(Source records)
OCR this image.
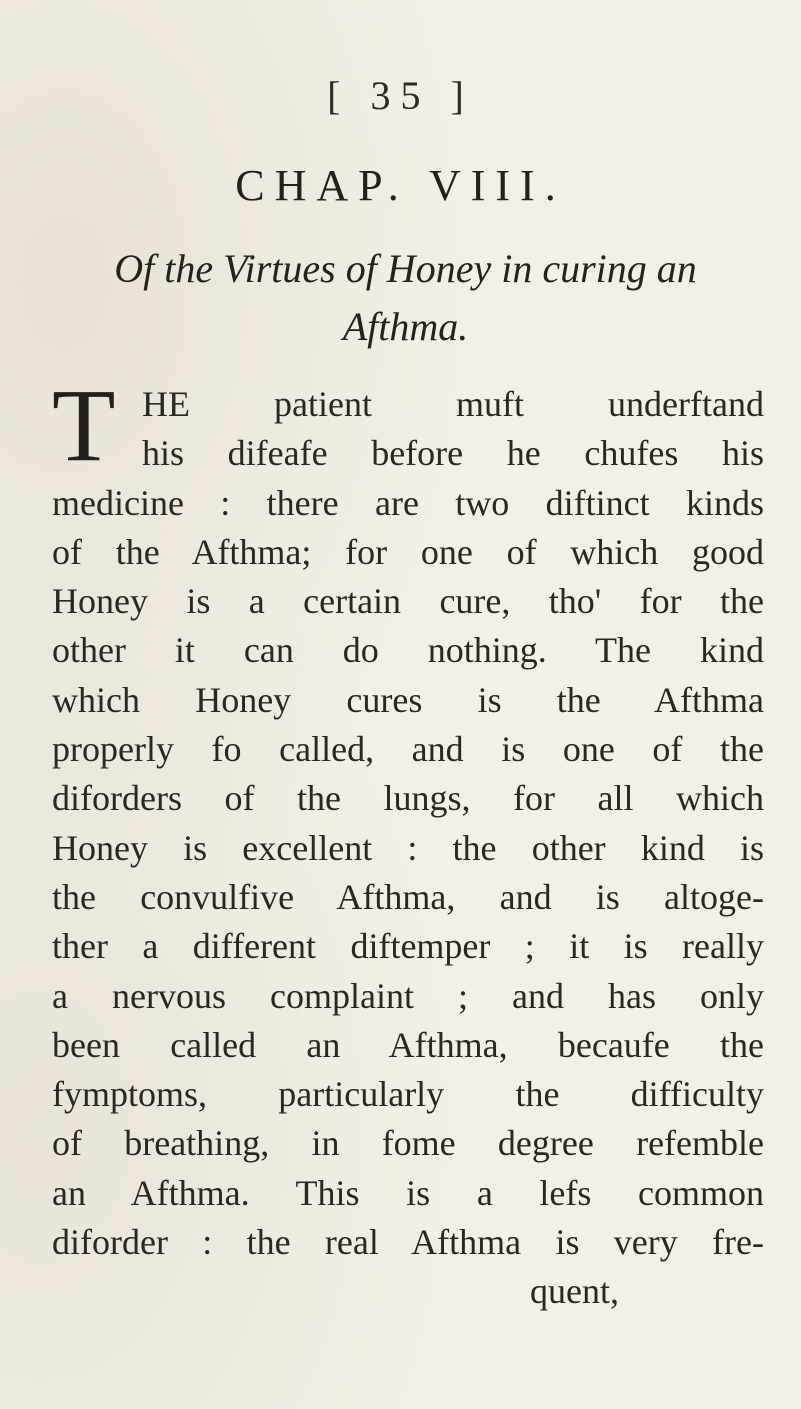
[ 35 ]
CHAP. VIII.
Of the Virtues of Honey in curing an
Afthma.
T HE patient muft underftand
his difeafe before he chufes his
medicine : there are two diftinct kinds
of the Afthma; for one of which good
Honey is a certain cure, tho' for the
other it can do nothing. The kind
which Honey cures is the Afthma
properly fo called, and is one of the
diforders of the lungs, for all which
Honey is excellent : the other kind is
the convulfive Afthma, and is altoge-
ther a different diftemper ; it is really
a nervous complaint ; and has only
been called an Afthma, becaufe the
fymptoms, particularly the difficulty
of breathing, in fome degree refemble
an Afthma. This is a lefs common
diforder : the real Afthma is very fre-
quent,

AIM OF THE EXERCISE —
Each line of the material that holds the string "called" counts once; give the total alone.

RESULT —
2